- Problem statement -
In the records below, find each line containing the word "text" and copy it.

- Provided information -
(begin)

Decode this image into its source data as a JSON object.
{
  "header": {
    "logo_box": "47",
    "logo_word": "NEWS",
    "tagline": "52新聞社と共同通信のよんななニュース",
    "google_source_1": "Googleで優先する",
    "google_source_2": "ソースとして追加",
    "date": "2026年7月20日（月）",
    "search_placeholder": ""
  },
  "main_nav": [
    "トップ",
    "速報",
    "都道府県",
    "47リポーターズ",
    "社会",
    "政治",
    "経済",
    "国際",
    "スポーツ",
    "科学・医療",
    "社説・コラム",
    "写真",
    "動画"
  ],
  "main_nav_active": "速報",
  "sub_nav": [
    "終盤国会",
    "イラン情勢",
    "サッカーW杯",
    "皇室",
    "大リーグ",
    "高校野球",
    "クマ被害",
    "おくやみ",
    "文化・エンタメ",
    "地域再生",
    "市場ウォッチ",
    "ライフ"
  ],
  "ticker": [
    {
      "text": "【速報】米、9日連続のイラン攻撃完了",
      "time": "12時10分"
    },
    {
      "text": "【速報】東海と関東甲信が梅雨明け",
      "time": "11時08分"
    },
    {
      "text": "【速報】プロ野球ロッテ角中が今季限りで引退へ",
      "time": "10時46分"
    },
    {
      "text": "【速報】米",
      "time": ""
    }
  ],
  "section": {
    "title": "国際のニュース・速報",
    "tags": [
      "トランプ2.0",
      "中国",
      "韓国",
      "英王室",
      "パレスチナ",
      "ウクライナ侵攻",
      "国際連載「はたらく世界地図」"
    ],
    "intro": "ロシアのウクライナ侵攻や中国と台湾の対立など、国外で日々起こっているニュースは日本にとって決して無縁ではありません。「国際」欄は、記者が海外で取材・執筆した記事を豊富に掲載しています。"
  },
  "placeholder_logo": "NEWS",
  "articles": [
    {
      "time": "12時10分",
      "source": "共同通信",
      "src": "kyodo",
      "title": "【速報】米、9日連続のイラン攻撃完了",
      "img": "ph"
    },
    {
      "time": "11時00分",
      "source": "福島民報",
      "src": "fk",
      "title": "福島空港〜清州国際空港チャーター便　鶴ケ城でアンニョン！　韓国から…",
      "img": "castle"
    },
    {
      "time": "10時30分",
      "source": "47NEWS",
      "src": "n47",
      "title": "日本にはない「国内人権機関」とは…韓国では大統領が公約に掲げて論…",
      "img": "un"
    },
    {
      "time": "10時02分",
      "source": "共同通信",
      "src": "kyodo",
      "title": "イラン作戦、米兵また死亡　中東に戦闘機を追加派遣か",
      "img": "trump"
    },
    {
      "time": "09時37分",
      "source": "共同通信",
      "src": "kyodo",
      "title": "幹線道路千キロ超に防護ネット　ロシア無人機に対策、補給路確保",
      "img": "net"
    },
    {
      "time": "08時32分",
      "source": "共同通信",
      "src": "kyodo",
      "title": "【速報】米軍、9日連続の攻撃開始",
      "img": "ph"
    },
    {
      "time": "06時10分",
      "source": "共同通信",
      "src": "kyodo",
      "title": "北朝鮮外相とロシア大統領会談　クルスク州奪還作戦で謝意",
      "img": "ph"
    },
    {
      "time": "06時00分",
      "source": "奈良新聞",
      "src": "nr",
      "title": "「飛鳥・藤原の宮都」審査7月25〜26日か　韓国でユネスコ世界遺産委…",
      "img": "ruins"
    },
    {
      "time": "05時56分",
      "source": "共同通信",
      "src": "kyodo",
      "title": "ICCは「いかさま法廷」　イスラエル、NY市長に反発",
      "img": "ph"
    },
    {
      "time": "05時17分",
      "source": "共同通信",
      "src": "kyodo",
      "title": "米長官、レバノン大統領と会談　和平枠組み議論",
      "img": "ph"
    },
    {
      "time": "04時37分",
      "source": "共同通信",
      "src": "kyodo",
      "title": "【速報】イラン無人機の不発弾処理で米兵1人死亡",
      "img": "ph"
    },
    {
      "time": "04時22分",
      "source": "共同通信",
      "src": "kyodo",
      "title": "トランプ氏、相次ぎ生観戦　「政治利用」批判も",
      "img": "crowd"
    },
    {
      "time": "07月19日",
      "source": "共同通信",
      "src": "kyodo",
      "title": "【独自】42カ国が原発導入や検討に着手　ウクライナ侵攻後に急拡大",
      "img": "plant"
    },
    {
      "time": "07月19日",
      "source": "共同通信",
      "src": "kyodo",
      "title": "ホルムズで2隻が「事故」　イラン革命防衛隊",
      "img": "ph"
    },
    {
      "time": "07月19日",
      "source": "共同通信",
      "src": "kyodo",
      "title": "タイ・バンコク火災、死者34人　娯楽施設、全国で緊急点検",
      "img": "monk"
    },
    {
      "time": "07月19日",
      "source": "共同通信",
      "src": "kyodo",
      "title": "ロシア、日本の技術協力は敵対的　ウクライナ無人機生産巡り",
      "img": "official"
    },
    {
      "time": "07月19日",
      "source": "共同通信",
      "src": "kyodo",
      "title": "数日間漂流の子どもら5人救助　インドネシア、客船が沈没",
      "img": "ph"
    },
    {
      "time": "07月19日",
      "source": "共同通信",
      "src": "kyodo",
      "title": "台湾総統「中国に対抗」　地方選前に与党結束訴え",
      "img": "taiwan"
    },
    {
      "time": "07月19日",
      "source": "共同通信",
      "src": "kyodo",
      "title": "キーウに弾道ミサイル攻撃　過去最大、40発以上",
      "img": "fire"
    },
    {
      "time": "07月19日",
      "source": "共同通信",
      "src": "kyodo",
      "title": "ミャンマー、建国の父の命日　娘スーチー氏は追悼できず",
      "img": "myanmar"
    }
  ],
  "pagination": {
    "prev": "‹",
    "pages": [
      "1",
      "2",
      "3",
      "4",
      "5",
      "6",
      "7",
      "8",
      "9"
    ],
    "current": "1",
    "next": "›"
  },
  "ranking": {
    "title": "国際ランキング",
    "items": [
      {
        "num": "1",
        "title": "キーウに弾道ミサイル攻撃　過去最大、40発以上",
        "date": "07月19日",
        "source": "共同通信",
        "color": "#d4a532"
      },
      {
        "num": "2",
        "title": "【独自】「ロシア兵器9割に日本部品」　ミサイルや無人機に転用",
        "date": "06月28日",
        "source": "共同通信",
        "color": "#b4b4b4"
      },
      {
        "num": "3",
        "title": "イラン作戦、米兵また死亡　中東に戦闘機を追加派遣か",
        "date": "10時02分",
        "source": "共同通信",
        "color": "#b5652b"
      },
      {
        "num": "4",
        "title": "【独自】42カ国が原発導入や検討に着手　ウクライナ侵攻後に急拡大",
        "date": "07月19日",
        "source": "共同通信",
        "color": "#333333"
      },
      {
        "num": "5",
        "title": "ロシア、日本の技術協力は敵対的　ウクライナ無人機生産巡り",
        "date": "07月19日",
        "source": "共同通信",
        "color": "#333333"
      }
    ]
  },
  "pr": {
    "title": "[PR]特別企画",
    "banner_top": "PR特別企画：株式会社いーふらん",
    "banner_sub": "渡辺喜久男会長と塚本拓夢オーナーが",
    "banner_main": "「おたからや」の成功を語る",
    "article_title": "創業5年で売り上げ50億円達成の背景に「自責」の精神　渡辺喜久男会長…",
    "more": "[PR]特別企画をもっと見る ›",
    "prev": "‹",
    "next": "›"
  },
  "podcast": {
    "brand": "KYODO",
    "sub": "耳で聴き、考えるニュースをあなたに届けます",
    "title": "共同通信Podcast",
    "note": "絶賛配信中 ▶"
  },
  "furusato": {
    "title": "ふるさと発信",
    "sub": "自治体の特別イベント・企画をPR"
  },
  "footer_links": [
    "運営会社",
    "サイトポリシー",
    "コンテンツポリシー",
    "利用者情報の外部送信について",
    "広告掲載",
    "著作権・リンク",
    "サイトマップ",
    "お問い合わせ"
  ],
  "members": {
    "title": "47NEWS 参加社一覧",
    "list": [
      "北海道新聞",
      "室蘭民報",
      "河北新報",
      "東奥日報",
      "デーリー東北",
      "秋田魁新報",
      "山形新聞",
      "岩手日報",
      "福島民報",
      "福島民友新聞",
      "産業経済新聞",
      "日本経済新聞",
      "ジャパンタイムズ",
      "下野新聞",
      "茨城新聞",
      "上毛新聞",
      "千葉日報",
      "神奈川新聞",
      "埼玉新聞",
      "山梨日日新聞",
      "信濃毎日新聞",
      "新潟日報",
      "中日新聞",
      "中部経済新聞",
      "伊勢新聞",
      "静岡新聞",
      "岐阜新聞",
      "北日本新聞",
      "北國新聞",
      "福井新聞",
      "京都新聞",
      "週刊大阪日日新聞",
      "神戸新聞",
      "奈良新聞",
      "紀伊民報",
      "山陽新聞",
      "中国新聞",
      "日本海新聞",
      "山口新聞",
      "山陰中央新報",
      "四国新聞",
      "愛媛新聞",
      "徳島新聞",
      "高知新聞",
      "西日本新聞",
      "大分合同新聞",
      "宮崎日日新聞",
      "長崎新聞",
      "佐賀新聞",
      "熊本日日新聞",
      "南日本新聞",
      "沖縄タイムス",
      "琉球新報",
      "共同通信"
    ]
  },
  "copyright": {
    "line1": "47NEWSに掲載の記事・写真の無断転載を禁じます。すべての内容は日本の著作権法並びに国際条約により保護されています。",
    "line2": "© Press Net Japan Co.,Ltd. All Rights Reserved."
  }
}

(end)

- Complete answer -
      "text": "【速報】米、9日連続のイラン攻撃完了",
      "text": "【速報】東海と関東甲信が梅雨明け",
      "text": "【速報】プロ野球ロッテ角中が今季限りで引退へ",
      "text": "【速報】米",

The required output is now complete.